[Written exercise]
Return each entry exactly, omitting nothing.

[Data for processing]
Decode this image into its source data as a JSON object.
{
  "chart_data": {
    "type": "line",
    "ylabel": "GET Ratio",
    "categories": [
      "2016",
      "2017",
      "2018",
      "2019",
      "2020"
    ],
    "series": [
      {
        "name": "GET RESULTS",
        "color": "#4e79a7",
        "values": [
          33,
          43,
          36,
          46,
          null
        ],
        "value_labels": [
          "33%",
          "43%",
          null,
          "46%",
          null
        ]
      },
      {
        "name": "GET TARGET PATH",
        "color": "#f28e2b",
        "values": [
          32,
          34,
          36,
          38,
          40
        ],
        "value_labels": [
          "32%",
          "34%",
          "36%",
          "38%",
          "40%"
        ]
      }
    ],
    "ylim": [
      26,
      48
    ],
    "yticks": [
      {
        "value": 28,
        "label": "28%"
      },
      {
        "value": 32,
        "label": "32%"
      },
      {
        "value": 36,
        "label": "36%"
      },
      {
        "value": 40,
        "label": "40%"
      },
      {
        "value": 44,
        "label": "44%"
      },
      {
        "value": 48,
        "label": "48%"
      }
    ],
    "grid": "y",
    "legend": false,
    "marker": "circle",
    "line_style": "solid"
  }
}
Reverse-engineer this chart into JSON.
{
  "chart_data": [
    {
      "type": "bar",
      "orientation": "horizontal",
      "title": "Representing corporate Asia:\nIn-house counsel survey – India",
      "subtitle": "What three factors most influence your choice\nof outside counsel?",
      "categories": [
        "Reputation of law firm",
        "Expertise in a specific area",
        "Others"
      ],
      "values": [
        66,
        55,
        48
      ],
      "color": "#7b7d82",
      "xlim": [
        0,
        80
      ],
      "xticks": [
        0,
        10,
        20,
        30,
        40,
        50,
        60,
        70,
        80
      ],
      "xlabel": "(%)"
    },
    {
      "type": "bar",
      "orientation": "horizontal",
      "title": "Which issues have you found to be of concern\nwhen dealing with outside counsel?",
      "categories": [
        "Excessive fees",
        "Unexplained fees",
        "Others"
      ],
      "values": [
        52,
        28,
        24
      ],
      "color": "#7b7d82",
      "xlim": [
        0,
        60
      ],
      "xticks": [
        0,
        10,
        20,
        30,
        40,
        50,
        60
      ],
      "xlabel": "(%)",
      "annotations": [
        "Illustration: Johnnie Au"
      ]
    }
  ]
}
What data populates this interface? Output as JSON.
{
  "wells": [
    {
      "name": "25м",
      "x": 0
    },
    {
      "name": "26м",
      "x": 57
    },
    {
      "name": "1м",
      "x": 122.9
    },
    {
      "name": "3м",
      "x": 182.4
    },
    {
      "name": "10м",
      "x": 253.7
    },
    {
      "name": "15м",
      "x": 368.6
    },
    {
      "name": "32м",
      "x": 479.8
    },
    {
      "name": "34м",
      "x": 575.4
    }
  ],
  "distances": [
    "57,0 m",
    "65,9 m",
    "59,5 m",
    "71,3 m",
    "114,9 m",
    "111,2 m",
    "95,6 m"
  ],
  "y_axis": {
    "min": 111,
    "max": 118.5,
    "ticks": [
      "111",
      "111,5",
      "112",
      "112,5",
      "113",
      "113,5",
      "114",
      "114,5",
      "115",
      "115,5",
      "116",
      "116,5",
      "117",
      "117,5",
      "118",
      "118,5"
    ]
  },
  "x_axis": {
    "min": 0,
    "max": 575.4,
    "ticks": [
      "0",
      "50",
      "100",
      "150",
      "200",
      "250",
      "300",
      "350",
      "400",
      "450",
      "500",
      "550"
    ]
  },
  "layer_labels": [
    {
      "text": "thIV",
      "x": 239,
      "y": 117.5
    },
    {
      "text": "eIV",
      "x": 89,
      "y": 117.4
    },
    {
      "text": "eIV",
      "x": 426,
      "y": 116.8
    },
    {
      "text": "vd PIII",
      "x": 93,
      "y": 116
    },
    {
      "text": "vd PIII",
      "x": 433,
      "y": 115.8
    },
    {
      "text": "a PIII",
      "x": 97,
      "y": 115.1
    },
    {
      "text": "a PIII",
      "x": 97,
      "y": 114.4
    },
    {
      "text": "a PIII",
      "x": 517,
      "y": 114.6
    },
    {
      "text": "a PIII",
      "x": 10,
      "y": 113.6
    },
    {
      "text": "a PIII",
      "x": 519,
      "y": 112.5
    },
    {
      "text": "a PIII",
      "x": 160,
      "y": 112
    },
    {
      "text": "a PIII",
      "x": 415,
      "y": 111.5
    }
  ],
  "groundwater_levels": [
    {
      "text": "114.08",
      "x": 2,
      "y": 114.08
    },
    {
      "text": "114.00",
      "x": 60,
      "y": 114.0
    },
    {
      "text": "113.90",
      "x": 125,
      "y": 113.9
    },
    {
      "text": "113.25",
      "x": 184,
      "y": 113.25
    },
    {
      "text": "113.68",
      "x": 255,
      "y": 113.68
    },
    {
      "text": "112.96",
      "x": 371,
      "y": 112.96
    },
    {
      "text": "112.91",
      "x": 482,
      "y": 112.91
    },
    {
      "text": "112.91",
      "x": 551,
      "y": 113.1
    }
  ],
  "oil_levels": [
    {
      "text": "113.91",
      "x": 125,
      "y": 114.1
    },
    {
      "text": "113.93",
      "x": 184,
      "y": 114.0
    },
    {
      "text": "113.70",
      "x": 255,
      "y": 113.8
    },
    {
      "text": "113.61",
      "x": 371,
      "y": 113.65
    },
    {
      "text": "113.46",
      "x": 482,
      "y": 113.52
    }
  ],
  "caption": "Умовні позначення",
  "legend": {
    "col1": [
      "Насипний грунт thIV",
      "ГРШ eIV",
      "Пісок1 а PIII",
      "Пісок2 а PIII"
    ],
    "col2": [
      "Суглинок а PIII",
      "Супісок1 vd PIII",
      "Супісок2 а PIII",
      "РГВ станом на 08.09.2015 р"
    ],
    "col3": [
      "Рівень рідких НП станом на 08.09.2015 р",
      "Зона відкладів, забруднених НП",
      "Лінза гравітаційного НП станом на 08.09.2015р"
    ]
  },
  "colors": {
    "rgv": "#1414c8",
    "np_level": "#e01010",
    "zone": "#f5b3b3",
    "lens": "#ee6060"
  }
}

[Answer in full]
Decode this image into its source data as a JSON object.
{
  "chart_data": {
    "type": "line",
    "ylabel": "GET Ratio",
    "categories": [
      "2016",
      "2017",
      "2018",
      "2019",
      "2020"
    ],
    "series": [
      {
        "name": "GET RESULTS",
        "color": "#4e79a7",
        "values": [
          33,
          43,
          36,
          46,
          null
        ],
        "value_labels": [
          "33%",
          "43%",
          null,
          "46%",
          null
        ]
      },
      {
        "name": "GET TARGET PATH",
        "color": "#f28e2b",
        "values": [
          32,
          34,
          36,
          38,
          40
        ],
        "value_labels": [
          "32%",
          "34%",
          "36%",
          "38%",
          "40%"
        ]
      }
    ],
    "ylim": [
      26,
      48
    ],
    "yticks": [
      {
        "value": 28,
        "label": "28%"
      },
      {
        "value": 32,
        "label": "32%"
      },
      {
        "value": 36,
        "label": "36%"
      },
      {
        "value": 40,
        "label": "40%"
      },
      {
        "value": 44,
        "label": "44%"
      },
      {
        "value": 48,
        "label": "48%"
      }
    ],
    "grid": "y",
    "legend": false,
    "marker": "circle",
    "line_style": "solid"
  }
}
Reverse-engineer this chart into JSON.
{
  "chart_data": [
    {
      "type": "bar",
      "orientation": "horizontal",
      "title": "Representing corporate Asia:\nIn-house counsel survey – India",
      "subtitle": "What three factors most influence your choice\nof outside counsel?",
      "categories": [
        "Reputation of law firm",
        "Expertise in a specific area",
        "Others"
      ],
      "values": [
        66,
        55,
        48
      ],
      "color": "#7b7d82",
      "xlim": [
        0,
        80
      ],
      "xticks": [
        0,
        10,
        20,
        30,
        40,
        50,
        60,
        70,
        80
      ],
      "xlabel": "(%)"
    },
    {
      "type": "bar",
      "orientation": "horizontal",
      "title": "Which issues have you found to be of concern\nwhen dealing with outside counsel?",
      "categories": [
        "Excessive fees",
        "Unexplained fees",
        "Others"
      ],
      "values": [
        52,
        28,
        24
      ],
      "color": "#7b7d82",
      "xlim": [
        0,
        60
      ],
      "xticks": [
        0,
        10,
        20,
        30,
        40,
        50,
        60
      ],
      "xlabel": "(%)",
      "annotations": [
        "Illustration: Johnnie Au"
      ]
    }
  ]
}
What data populates this interface? Output as JSON.
{
  "wells": [
    {
      "name": "25м",
      "x": 0
    },
    {
      "name": "26м",
      "x": 57
    },
    {
      "name": "1м",
      "x": 122.9
    },
    {
      "name": "3м",
      "x": 182.4
    },
    {
      "name": "10м",
      "x": 253.7
    },
    {
      "name": "15м",
      "x": 368.6
    },
    {
      "name": "32м",
      "x": 479.8
    },
    {
      "name": "34м",
      "x": 575.4
    }
  ],
  "distances": [
    "57,0 m",
    "65,9 m",
    "59,5 m",
    "71,3 m",
    "114,9 m",
    "111,2 m",
    "95,6 m"
  ],
  "y_axis": {
    "min": 111,
    "max": 118.5,
    "ticks": [
      "111",
      "111,5",
      "112",
      "112,5",
      "113",
      "113,5",
      "114",
      "114,5",
      "115",
      "115,5",
      "116",
      "116,5",
      "117",
      "117,5",
      "118",
      "118,5"
    ]
  },
  "x_axis": {
    "min": 0,
    "max": 575.4,
    "ticks": [
      "0",
      "50",
      "100",
      "150",
      "200",
      "250",
      "300",
      "350",
      "400",
      "450",
      "500",
      "550"
    ]
  },
  "layer_labels": [
    {
      "text": "thIV",
      "x": 239,
      "y": 117.5
    },
    {
      "text": "eIV",
      "x": 89,
      "y": 117.4
    },
    {
      "text": "eIV",
      "x": 426,
      "y": 116.8
    },
    {
      "text": "vd PIII",
      "x": 93,
      "y": 116
    },
    {
      "text": "vd PIII",
      "x": 433,
      "y": 115.8
    },
    {
      "text": "a PIII",
      "x": 97,
      "y": 115.1
    },
    {
      "text": "a PIII",
      "x": 97,
      "y": 114.4
    },
    {
      "text": "a PIII",
      "x": 517,
      "y": 114.6
    },
    {
      "text": "a PIII",
      "x": 10,
      "y": 113.6
    },
    {
      "text": "a PIII",
      "x": 519,
      "y": 112.5
    },
    {
      "text": "a PIII",
      "x": 160,
      "y": 112
    },
    {
      "text": "a PIII",
      "x": 415,
      "y": 111.5
    }
  ],
  "groundwater_levels": [
    {
      "text": "114.08",
      "x": 2,
      "y": 114.08
    },
    {
      "text": "114.00",
      "x": 60,
      "y": 114.0
    },
    {
      "text": "113.90",
      "x": 125,
      "y": 113.9
    },
    {
      "text": "113.25",
      "x": 184,
      "y": 113.25
    },
    {
      "text": "113.68",
      "x": 255,
      "y": 113.68
    },
    {
      "text": "112.96",
      "x": 371,
      "y": 112.96
    },
    {
      "text": "112.91",
      "x": 482,
      "y": 112.91
    },
    {
      "text": "112.91",
      "x": 551,
      "y": 113.1
    }
  ],
  "oil_levels": [
    {
      "text": "113.91",
      "x": 125,
      "y": 114.1
    },
    {
      "text": "113.93",
      "x": 184,
      "y": 114.0
    },
    {
      "text": "113.70",
      "x": 255,
      "y": 113.8
    },
    {
      "text": "113.61",
      "x": 371,
      "y": 113.65
    },
    {
      "text": "113.46",
      "x": 482,
      "y": 113.52
    }
  ],
  "caption": "Умовні позначення",
  "legend": {
    "col1": [
      "Насипний грунт thIV",
      "ГРШ eIV",
      "Пісок1 а PIII",
      "Пісок2 а PIII"
    ],
    "col2": [
      "Суглинок а PIII",
      "Супісок1 vd PIII",
      "Супісок2 а PIII",
      "РГВ станом на 08.09.2015 р"
    ],
    "col3": [
      "Рівень рідких НП станом на 08.09.2015 р",
      "Зона відкладів, забруднених НП",
      "Лінза гравітаційного НП станом на 08.09.2015р"
    ]
  },
  "colors": {
    "rgv": "#1414c8",
    "np_level": "#e01010",
    "zone": "#f5b3b3",
    "lens": "#ee6060"
  }
}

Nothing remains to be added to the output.